— Aim —
You are to retype all of the data exactly as it appears.

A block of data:

● ● ●

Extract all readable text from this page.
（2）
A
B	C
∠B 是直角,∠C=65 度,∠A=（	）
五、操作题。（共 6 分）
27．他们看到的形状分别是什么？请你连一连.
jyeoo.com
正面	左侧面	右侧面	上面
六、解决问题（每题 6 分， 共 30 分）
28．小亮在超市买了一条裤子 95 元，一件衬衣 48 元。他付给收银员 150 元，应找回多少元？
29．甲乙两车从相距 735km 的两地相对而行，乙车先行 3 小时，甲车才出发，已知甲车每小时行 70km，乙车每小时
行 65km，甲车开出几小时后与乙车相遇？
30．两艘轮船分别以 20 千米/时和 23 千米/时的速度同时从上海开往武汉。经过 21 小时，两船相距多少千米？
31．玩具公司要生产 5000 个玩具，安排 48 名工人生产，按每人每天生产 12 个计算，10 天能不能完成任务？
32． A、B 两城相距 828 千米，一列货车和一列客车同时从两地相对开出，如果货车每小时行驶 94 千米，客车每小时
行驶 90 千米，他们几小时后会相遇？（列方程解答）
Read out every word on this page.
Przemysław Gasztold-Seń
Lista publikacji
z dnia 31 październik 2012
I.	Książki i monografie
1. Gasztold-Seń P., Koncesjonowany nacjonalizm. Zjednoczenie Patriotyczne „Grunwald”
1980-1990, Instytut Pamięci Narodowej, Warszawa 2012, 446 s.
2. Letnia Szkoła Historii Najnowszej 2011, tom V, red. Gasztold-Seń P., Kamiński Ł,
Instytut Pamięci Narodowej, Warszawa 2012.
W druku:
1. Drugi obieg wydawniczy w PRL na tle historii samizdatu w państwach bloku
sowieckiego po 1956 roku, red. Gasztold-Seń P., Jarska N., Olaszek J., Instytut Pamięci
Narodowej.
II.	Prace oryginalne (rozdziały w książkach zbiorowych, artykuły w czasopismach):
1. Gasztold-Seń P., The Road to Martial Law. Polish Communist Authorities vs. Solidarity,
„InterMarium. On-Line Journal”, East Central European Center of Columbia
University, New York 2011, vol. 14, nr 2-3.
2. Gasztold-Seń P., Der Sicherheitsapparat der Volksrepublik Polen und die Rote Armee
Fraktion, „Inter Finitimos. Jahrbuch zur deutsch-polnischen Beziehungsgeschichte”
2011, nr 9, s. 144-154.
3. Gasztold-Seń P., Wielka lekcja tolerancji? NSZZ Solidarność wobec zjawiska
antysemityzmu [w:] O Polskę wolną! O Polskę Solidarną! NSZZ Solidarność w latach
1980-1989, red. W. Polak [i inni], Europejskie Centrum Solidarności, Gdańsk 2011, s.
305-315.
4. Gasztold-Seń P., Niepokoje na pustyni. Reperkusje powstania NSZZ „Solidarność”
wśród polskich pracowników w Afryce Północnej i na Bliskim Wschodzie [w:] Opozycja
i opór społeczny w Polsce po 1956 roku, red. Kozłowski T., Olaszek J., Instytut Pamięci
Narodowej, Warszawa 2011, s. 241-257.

● ● ●

— Response for this exercise —
Extract all readable text from this page.
（2）
A
B	C
∠B 是直角,∠C=65 度,∠A=（	）
五、操作题。（共 6 分）
27．他们看到的形状分别是什么？请你连一连.
jyeoo.com
正面	左侧面	右侧面	上面
六、解决问题（每题 6 分， 共 30 分）
28．小亮在超市买了一条裤子 95 元，一件衬衣 48 元。他付给收银员 150 元，应找回多少元？
29．甲乙两车从相距 735km 的两地相对而行，乙车先行 3 小时，甲车才出发，已知甲车每小时行 70km，乙车每小时
行 65km，甲车开出几小时后与乙车相遇？
30．两艘轮船分别以 20 千米/时和 23 千米/时的速度同时从上海开往武汉。经过 21 小时，两船相距多少千米？
31．玩具公司要生产 5000 个玩具，安排 48 名工人生产，按每人每天生产 12 个计算，10 天能不能完成任务？
32． A、B 两城相距 828 千米，一列货车和一列客车同时从两地相对开出，如果货车每小时行驶 94 千米，客车每小时
行驶 90 千米，他们几小时后会相遇？（列方程解答）
Read out every word on this page.
Przemysław Gasztold-Seń
Lista publikacji
z dnia 31 październik 2012
I.	Książki i monografie
1. Gasztold-Seń P., Koncesjonowany nacjonalizm. Zjednoczenie Patriotyczne „Grunwald”
1980-1990, Instytut Pamięci Narodowej, Warszawa 2012, 446 s.
2. Letnia Szkoła Historii Najnowszej 2011, tom V, red. Gasztold-Seń P., Kamiński Ł,
Instytut Pamięci Narodowej, Warszawa 2012.
W druku:
1. Drugi obieg wydawniczy w PRL na tle historii samizdatu w państwach bloku
sowieckiego po 1956 roku, red. Gasztold-Seń P., Jarska N., Olaszek J., Instytut Pamięci
Narodowej.
II.	Prace oryginalne (rozdziały w książkach zbiorowych, artykuły w czasopismach):
1. Gasztold-Seń P., The Road to Martial Law. Polish Communist Authorities vs. Solidarity,
„InterMarium. On-Line Journal”, East Central European Center of Columbia
University, New York 2011, vol. 14, nr 2-3.
2. Gasztold-Seń P., Der Sicherheitsapparat der Volksrepublik Polen und die Rote Armee
Fraktion, „Inter Finitimos. Jahrbuch zur deutsch-polnischen Beziehungsgeschichte”
2011, nr 9, s. 144-154.
3. Gasztold-Seń P., Wielka lekcja tolerancji? NSZZ Solidarność wobec zjawiska
antysemityzmu [w:] O Polskę wolną! O Polskę Solidarną! NSZZ Solidarność w latach
1980-1989, red. W. Polak [i inni], Europejskie Centrum Solidarności, Gdańsk 2011, s.
305-315.
4. Gasztold-Seń P., Niepokoje na pustyni. Reperkusje powstania NSZZ „Solidarność”
wśród polskich pracowników w Afryce Północnej i na Bliskim Wschodzie [w:] Opozycja
i opór społeczny w Polsce po 1956 roku, red. Kozłowski T., Olaszek J., Instytut Pamięci
Narodowej, Warszawa 2011, s. 241-257.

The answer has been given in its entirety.